What is asked: Extract every line below that contains the word "title".
— Start Items —
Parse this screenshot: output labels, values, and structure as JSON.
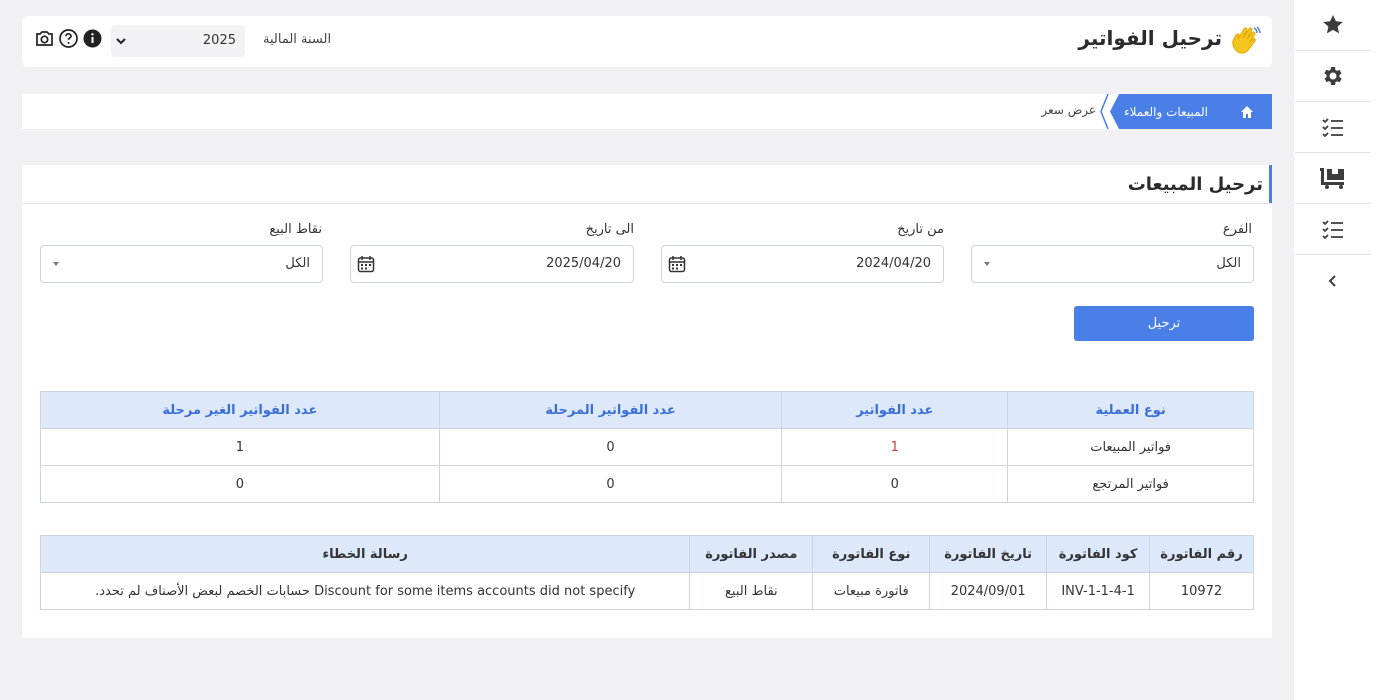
{
  "header": {
    "title": "ترحيل الفواتير",
    "fiscal_year_label": "السنة المالية",
    "fiscal_year_value": "2025"
  },
  "breadcrumb": {
    "section": "المبيعات والعملاء",
    "current": "عرض سعر"
  },
  "section": {
    "title": "ترحيل المبيعات"
  },
  "filters": {
    "branch_label": "الفرع",
    "branch_value": "الكل",
    "from_label": "من تاريخ",
    "from_value": "2024/04/20",
    "to_label": "الى تاريخ",
    "to_value": "2025/04/20",
    "pos_label": "نقاط البيع",
    "pos_value": "الكل"
  },
  "post_button": "ترحيل",
  "summary_table": {
    "headers": [
      "نوع العملية",
      "عدد الفواتير",
      "عدد الفواتير المرحلة",
      "عدد الفواتير الغير مرحلة"
    ],
    "rows": [
      [
        "فواتير المبيعات",
        "1",
        "0",
        "1"
      ],
      [
        "فواتير المرتجع",
        "0",
        "0",
        "0"
      ]
    ]
  },
  "errors_table": {
    "headers": [
      "رقم الفاتورة",
      "كود الفاتورة",
      "تاريخ الفاتورة",
      "نوع الفاتورة",
      "مصدر الفاتورة",
      "رسالة الخطاء"
    ],
    "rows": [
      [
        "10972",
        "INV-1-1-4-1",
        "2024/09/01",
        "فاتورة مبيعات",
        "نقاط البيع",
        "Discount for some items accounts did not specify حسابات الخصم لبعض الأصناف لم تحدد."
      ]
    ]
  },
  "icons": {
    "sidebar": [
      "star-icon",
      "gear-icon",
      "checklist-icon",
      "cart-icon",
      "checklist-icon",
      "chevron-left-icon"
    ],
    "header": [
      "camera-icon",
      "help-icon",
      "info-icon",
      "chevron-down-icon",
      "waving-hand-icon"
    ],
    "breadcrumb_home": "home-icon"
  },
  "colors": {
    "accent": "#4a7fe8",
    "table_header_bg": "#dde8fb",
    "highlight_red": "#d23b3b"
  }
}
— End Items —
Worked solution:
    "title": "ترحيل الفواتير",
    "title": "ترحيل المبيعات"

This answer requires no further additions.